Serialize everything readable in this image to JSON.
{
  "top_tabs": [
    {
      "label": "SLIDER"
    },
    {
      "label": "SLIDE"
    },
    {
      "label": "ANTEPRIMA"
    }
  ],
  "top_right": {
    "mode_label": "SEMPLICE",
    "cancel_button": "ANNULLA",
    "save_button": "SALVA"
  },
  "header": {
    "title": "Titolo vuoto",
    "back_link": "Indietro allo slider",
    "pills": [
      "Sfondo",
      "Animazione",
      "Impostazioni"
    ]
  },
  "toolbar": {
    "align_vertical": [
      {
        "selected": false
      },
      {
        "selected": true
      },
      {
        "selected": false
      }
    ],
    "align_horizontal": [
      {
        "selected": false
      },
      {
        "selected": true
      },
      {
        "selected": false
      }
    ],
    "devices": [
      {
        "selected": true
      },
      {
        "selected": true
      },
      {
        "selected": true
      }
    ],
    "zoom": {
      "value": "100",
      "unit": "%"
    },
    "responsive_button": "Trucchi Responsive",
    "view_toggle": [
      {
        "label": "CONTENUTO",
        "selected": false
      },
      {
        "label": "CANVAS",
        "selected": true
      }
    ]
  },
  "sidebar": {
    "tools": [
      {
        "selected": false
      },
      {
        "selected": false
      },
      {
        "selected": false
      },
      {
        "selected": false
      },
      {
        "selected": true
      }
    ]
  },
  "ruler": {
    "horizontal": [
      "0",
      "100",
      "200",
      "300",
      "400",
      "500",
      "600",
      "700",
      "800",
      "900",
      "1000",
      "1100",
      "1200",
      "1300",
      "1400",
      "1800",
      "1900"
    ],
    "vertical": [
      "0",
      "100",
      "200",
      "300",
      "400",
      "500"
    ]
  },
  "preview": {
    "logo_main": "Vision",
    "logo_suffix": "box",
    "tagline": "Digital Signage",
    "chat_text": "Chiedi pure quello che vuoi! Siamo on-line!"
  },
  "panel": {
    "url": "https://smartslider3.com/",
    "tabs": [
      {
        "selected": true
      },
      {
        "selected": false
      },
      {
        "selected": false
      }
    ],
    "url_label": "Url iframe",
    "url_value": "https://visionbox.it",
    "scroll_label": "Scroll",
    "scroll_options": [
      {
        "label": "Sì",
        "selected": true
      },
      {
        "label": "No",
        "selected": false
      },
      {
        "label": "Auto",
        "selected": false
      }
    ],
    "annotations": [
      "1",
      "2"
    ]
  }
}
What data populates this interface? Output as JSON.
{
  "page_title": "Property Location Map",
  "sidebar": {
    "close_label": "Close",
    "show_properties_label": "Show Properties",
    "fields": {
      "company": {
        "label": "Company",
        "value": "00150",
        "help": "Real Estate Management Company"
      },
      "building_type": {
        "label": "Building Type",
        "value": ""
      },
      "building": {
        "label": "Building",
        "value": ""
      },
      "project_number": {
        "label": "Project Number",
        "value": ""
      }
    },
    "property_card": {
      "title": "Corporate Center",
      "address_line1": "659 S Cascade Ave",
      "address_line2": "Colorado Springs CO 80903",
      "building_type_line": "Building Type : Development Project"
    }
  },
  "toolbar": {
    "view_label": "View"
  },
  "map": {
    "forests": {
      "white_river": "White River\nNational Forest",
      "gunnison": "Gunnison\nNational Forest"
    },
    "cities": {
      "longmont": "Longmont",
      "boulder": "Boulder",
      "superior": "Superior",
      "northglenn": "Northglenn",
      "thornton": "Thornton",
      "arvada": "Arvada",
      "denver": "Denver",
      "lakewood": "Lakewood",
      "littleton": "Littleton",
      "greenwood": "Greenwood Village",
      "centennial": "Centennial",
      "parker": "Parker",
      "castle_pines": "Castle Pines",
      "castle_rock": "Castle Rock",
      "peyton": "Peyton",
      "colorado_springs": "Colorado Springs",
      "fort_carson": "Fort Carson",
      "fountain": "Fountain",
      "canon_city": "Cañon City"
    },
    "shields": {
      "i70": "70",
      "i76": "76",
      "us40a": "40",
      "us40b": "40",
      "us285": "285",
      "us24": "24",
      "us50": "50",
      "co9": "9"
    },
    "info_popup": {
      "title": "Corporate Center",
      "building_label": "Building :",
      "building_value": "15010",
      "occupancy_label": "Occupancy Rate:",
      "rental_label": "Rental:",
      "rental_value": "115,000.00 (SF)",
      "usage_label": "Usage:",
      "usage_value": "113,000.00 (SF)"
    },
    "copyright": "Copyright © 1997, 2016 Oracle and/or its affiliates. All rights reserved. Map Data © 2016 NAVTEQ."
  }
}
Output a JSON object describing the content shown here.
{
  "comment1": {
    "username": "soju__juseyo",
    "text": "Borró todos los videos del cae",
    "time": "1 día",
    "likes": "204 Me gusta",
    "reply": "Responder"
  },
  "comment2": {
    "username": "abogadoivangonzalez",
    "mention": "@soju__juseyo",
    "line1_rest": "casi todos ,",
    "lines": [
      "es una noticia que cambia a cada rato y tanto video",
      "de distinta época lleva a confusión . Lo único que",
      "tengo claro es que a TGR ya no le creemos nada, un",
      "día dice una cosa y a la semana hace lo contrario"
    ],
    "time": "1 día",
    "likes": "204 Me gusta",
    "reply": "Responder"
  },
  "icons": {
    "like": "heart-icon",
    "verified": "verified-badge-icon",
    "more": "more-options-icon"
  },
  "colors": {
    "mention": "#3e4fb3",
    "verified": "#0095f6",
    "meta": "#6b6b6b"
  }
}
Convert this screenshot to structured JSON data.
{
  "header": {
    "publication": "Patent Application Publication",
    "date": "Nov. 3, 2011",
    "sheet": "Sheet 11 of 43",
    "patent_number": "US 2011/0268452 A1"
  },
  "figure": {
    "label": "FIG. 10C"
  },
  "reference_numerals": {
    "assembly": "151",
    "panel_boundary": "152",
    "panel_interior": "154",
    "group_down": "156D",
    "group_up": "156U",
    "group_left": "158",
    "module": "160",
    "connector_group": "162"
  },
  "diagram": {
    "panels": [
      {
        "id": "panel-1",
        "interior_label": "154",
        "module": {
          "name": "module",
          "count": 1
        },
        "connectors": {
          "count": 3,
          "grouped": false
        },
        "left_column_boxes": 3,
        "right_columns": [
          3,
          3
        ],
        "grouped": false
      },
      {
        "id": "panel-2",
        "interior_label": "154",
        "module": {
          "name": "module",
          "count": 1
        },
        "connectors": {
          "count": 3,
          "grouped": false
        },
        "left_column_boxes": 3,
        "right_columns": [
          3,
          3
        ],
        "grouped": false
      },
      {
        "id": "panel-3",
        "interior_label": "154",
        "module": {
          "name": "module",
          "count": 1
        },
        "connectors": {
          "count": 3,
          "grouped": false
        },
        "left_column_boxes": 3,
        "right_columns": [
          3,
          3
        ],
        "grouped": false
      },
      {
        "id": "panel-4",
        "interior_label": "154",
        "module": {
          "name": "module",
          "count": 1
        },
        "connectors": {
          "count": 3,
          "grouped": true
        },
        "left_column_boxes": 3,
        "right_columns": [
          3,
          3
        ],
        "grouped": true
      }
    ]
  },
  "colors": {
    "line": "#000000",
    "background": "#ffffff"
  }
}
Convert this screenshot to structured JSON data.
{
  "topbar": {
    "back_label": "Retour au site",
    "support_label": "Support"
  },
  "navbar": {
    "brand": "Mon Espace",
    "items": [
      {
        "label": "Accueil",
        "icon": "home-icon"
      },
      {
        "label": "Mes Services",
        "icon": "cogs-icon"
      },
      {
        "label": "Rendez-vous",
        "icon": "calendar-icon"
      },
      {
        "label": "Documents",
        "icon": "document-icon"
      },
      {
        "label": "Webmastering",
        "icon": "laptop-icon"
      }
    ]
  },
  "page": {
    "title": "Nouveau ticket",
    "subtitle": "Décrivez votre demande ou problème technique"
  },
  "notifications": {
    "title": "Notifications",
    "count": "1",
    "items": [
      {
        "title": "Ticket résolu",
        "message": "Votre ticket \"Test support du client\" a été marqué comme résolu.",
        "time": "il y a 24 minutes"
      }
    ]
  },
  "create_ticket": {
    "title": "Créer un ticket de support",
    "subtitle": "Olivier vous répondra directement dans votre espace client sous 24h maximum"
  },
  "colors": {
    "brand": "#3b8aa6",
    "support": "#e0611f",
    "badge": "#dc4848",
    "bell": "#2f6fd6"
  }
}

TO DO ->
Pull out all lines in the data above that include "nNational".

OUTPUT ->
      "white_river": "White River\nNational Forest",
      "gunnison": "Gunnison\nNational Forest"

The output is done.